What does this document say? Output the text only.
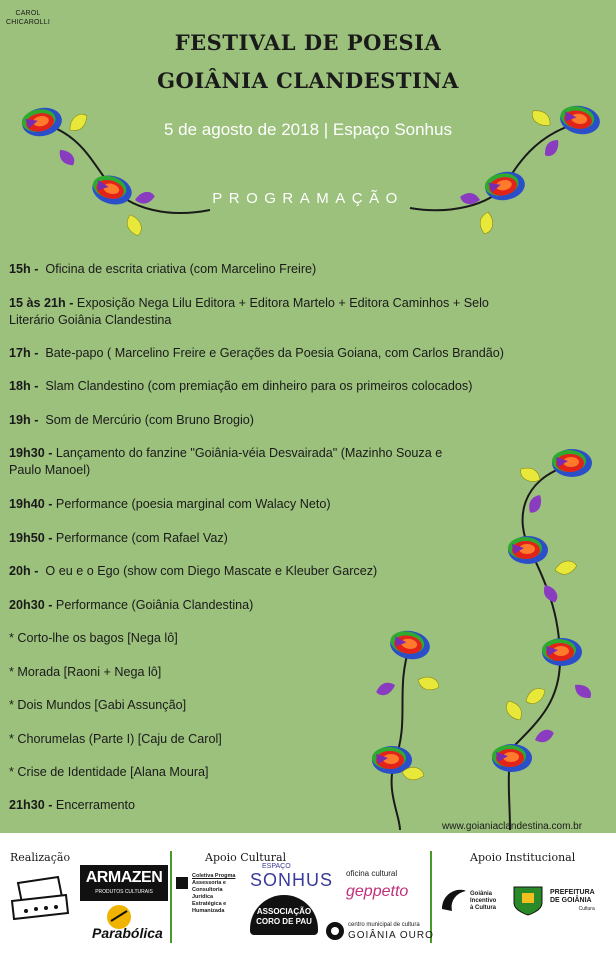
CAROL
CHICAROLLI
FESTIVAL DE POESIA
GOIÂNIA CLANDESTINA
5 de agosto de 2018 | Espaço Sonhus
PROGRAMAÇÃO
15h -  Oficina de escrita criativa (com Marcelino Freire)
15 às 21h - Exposição Nega Lilu Editora + Editora Martelo + Editora Caminhos + Selo
Literário Goiânia Clandestina
17h -  Bate-papo ( Marcelino Freire e Gerações da Poesia Goiana, com Carlos Brandão)
18h -  Slam Clandestino (com premiação em dinheiro para os primeiros colocados)
19h -  Som de Mercúrio (com Bruno Brogio)
19h30 - Lançamento do fanzine "Goiânia-véia Desvairada" (Mazinho Souza e
Paulo Manoel)
19h40 - Performance (poesia marginal com Walacy Neto)
19h50 - Performance (com Rafael Vaz)
20h -  O eu e o Ego (show com Diego Mascate e Kleuber Garcez)
20h30 - Performance (Goiânia Clandestina)
* Corto-lhe os bagos [Nega lô]
* Morada [Raoni + Nega lô]
* Dois Mundos [Gabi Assunção]
* Chorumelas (Parte I) [Caju de Carol]
* Crise de Identidade [Alana Moura]
21h30 - Encerramento
www.goianiaclandestina.com.br
Realização	Apoio Cultural	Apoio Institucional
ARMAZEN
PRODUTOS CULTURAIS
Parabólica
Coletiva Progma
Assessoria e
Consultoria
Jurídica
Estratégica e
Humanizada
ESPAÇO
SONHUS
ASSOCIAÇÃO
CORO DE PAU
oficina cultural
geppetto
centro municipal de cultura
GOIÂNIA OURO
Goiânia
Incentivo
à Cultura
PREFEITURA
DE GOIÂNIA
Cultura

☆ ☆ ☆ ☆ ☆ ☆ ☆

* _Exercise directions_:
Return each line that includes "Freire".

* _Result below_:
15h -  Oficina de escrita criativa (com Marcelino Freire)
17h -  Bate-papo ( Marcelino Freire e Gerações da Poesia Goiana, com Carlos Brandão)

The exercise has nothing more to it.